Go line by line through the records and tally those that include "Lecithin". Respond with the tally only.

(Information shown begins)

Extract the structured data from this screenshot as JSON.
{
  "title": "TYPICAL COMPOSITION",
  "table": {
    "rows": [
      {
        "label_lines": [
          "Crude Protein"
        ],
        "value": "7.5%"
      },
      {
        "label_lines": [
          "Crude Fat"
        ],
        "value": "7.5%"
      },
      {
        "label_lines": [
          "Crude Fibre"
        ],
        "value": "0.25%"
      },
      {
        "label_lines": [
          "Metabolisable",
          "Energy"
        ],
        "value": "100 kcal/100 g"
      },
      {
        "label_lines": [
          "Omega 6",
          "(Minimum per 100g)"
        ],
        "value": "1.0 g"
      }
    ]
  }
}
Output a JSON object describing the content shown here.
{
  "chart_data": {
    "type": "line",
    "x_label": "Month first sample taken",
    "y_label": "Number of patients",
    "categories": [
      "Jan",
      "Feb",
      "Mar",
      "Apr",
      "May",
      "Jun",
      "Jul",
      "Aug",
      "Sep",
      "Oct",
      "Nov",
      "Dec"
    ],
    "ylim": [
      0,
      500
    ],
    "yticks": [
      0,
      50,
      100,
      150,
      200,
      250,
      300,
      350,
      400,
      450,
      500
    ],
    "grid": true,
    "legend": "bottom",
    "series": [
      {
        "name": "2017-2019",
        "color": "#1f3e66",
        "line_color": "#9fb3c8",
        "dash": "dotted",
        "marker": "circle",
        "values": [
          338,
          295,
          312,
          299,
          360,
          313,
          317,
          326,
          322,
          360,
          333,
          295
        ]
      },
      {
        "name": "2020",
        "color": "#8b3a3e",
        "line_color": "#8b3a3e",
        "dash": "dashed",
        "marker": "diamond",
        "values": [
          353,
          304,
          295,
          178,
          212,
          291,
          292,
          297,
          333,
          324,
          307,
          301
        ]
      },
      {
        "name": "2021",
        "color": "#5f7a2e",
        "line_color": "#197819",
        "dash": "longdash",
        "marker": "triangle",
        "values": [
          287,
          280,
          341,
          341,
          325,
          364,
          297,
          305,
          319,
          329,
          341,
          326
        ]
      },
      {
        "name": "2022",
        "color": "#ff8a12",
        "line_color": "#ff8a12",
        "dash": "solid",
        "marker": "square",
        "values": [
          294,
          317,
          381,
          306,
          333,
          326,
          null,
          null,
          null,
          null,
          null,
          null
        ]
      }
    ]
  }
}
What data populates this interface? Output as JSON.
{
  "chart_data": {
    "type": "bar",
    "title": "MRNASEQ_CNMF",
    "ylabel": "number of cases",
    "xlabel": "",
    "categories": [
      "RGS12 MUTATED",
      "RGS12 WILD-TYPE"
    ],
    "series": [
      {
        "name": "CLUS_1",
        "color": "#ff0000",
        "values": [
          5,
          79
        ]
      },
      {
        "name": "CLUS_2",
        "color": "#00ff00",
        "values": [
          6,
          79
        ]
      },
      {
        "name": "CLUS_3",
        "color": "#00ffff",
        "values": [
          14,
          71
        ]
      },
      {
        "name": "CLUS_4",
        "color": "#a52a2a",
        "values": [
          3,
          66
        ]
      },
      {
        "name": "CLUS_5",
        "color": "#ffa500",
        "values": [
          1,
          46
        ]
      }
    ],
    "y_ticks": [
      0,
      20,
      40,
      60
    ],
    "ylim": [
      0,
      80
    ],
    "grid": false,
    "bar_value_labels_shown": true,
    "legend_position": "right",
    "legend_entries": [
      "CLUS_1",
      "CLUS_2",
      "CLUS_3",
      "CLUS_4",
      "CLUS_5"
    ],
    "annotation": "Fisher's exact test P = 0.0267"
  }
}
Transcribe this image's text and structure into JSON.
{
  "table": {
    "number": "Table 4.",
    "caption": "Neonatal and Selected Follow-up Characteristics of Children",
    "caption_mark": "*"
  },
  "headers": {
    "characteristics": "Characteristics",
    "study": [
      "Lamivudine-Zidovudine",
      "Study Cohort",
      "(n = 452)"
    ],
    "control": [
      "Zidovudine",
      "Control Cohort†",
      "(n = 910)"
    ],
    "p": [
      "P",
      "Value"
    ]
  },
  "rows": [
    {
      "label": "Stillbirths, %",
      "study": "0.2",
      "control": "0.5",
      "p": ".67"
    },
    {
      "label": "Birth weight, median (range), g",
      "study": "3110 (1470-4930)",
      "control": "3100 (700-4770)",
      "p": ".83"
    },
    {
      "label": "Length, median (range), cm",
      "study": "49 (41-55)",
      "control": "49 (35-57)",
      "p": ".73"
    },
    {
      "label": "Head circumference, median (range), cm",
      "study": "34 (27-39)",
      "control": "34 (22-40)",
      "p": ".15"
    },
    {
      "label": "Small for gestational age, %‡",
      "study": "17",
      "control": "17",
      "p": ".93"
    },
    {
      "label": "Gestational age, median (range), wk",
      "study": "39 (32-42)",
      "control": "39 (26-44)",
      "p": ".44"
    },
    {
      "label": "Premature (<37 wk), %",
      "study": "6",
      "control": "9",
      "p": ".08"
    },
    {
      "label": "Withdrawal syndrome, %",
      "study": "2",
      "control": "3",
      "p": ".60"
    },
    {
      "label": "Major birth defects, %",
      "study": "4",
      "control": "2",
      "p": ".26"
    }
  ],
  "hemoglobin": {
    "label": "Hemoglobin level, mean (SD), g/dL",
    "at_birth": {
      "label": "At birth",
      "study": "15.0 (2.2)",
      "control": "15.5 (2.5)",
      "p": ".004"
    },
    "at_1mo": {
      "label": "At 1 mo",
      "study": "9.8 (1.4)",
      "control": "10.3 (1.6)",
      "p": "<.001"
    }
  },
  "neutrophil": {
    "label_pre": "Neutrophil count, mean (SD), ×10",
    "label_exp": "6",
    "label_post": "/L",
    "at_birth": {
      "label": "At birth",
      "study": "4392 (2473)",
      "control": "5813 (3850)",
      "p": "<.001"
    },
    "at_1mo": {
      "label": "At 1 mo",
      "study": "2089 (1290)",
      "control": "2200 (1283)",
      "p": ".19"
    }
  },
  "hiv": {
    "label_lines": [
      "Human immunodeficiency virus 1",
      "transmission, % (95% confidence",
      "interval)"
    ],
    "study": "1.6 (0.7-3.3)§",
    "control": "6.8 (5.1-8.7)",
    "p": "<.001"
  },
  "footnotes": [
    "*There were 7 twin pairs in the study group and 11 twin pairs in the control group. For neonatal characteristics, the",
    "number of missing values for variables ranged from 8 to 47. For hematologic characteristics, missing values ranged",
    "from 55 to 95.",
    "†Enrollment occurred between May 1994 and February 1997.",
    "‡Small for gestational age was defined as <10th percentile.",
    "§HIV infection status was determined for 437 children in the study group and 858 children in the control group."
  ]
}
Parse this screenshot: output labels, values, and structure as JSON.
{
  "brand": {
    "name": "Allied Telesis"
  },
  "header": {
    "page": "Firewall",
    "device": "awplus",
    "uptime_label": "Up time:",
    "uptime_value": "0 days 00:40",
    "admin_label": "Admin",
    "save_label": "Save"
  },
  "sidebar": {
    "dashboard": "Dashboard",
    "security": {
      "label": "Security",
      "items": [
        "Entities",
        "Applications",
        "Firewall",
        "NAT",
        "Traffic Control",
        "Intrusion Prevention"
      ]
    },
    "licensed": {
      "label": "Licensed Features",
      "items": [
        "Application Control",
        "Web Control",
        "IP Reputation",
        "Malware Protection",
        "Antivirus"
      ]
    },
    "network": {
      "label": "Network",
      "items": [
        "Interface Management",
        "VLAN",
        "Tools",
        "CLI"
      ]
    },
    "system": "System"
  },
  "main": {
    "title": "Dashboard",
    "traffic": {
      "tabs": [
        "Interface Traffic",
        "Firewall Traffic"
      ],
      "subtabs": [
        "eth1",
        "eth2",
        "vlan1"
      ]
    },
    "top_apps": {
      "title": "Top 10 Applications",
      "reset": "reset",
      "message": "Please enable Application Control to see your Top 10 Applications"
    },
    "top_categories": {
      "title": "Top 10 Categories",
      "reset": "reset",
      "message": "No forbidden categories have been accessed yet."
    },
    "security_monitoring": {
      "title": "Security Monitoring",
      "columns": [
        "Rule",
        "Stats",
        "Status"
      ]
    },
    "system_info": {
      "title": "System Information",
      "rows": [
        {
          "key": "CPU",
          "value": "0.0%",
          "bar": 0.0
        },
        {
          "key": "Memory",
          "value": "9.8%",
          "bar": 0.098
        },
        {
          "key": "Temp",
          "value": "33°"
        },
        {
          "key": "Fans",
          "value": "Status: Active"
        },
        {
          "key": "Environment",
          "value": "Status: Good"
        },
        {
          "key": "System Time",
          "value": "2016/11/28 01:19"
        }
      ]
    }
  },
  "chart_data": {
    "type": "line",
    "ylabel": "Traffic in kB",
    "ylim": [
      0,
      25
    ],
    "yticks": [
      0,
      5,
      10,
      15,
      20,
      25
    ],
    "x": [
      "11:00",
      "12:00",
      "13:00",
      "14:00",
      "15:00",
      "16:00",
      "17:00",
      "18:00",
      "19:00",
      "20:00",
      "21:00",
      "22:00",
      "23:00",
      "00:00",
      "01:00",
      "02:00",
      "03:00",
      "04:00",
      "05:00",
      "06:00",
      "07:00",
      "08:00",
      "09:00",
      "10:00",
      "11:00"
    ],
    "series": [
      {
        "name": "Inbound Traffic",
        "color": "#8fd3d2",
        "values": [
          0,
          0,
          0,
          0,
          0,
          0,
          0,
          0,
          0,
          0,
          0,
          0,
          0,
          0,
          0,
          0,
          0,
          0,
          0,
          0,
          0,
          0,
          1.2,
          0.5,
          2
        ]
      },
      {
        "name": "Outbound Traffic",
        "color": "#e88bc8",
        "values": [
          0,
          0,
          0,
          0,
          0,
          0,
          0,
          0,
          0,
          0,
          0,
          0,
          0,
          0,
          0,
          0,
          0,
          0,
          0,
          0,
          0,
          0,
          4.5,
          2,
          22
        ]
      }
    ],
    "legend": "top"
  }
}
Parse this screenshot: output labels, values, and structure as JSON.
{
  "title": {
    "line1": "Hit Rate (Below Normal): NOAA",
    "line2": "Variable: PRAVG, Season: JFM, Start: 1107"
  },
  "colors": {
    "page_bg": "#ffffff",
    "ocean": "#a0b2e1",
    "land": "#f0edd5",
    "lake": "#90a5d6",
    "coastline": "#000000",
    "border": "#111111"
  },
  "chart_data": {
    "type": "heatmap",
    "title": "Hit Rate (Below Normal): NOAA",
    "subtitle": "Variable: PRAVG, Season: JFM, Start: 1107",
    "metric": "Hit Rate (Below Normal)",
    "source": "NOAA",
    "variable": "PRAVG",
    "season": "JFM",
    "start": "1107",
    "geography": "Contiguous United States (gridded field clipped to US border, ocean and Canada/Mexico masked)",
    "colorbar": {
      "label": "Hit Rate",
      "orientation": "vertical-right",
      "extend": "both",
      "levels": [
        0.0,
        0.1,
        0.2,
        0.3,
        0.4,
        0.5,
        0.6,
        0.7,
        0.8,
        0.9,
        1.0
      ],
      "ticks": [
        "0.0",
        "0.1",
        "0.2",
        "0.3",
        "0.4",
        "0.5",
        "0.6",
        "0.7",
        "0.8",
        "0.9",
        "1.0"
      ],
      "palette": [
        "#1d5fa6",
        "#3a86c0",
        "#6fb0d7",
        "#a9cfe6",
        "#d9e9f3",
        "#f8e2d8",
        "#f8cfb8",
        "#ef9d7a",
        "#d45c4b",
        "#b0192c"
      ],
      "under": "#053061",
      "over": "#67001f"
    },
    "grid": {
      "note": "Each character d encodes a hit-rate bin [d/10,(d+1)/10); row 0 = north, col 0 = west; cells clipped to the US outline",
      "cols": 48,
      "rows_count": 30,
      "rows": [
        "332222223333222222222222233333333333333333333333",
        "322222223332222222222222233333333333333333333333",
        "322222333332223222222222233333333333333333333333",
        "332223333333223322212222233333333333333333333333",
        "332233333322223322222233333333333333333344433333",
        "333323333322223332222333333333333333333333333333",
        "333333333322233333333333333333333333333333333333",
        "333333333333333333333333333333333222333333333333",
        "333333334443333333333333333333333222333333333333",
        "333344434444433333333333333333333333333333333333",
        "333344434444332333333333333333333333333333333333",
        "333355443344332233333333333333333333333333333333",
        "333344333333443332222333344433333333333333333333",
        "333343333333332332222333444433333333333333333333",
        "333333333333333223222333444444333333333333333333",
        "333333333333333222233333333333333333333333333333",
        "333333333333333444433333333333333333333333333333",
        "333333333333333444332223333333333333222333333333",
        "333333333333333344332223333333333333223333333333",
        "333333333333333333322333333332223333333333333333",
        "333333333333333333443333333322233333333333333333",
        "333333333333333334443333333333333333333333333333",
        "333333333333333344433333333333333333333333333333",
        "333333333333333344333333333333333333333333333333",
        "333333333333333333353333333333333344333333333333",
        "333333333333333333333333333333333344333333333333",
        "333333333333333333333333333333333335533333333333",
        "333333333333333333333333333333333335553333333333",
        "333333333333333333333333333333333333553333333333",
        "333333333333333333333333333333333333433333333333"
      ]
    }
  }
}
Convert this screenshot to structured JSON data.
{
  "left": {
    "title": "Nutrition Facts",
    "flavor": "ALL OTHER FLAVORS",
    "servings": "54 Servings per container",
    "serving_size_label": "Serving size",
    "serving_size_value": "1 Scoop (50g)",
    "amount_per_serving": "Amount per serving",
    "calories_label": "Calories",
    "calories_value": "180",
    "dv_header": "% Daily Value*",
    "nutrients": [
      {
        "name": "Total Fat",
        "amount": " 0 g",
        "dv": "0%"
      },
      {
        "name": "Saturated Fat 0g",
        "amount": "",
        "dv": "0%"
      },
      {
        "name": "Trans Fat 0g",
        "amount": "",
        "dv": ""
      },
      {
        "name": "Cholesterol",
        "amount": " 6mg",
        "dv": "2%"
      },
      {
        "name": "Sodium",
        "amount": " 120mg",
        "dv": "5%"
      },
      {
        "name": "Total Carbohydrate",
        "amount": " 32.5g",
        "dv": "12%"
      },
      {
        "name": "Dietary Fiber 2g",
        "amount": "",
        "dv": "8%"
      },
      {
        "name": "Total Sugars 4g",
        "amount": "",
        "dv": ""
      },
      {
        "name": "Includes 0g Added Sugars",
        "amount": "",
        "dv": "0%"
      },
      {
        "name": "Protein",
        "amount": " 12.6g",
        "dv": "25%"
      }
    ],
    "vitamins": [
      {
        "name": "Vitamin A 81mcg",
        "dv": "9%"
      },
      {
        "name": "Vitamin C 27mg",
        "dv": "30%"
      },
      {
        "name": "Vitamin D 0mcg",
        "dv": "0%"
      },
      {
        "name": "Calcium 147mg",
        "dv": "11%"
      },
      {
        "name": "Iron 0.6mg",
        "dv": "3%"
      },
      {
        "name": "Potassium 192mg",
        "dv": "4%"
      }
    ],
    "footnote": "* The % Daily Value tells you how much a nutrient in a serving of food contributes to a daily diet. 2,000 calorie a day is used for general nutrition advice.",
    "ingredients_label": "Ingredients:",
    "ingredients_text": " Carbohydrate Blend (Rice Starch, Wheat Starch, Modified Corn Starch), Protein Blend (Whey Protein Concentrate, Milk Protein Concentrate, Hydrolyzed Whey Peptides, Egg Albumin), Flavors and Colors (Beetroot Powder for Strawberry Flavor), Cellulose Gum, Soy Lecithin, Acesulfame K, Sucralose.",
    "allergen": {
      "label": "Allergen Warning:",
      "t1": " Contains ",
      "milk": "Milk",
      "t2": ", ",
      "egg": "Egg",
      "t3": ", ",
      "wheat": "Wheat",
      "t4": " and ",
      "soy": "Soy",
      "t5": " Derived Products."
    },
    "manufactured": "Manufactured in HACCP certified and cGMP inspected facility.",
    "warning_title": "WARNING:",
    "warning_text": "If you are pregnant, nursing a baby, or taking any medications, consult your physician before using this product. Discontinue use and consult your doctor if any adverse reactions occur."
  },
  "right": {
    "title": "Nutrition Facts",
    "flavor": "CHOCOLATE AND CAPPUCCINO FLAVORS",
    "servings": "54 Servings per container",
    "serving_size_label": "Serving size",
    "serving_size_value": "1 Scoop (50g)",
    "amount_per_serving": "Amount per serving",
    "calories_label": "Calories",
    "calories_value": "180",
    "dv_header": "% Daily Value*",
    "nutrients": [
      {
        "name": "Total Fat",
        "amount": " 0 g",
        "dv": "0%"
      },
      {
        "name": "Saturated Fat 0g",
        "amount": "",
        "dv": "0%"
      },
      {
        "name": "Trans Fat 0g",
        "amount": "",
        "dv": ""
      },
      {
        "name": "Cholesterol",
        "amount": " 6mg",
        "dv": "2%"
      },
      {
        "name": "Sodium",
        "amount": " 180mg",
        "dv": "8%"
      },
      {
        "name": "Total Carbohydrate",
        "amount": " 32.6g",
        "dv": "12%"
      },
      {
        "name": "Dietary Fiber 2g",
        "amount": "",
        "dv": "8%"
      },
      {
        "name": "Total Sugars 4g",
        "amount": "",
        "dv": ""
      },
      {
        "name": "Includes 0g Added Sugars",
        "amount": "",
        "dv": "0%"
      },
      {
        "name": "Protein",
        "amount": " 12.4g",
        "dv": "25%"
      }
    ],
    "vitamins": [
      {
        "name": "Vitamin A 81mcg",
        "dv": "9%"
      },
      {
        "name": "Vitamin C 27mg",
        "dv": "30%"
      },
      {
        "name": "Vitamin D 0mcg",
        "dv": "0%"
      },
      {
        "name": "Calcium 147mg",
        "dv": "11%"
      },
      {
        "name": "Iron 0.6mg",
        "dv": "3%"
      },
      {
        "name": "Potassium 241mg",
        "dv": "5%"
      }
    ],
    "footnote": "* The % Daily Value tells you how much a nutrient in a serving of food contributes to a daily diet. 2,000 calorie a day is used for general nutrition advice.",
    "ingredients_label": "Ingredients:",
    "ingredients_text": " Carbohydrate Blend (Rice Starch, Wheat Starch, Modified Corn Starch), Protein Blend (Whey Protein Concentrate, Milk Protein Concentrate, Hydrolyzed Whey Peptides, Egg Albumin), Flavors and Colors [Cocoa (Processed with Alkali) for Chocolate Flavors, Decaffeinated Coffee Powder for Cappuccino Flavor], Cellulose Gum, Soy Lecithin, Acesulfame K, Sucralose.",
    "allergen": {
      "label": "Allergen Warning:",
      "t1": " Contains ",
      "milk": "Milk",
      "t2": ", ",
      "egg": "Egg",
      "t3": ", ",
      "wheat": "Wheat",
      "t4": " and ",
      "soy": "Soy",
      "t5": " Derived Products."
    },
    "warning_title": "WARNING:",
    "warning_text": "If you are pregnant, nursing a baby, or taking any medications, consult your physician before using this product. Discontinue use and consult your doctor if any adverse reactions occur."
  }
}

(Information shown ends)

— Expected answer —
2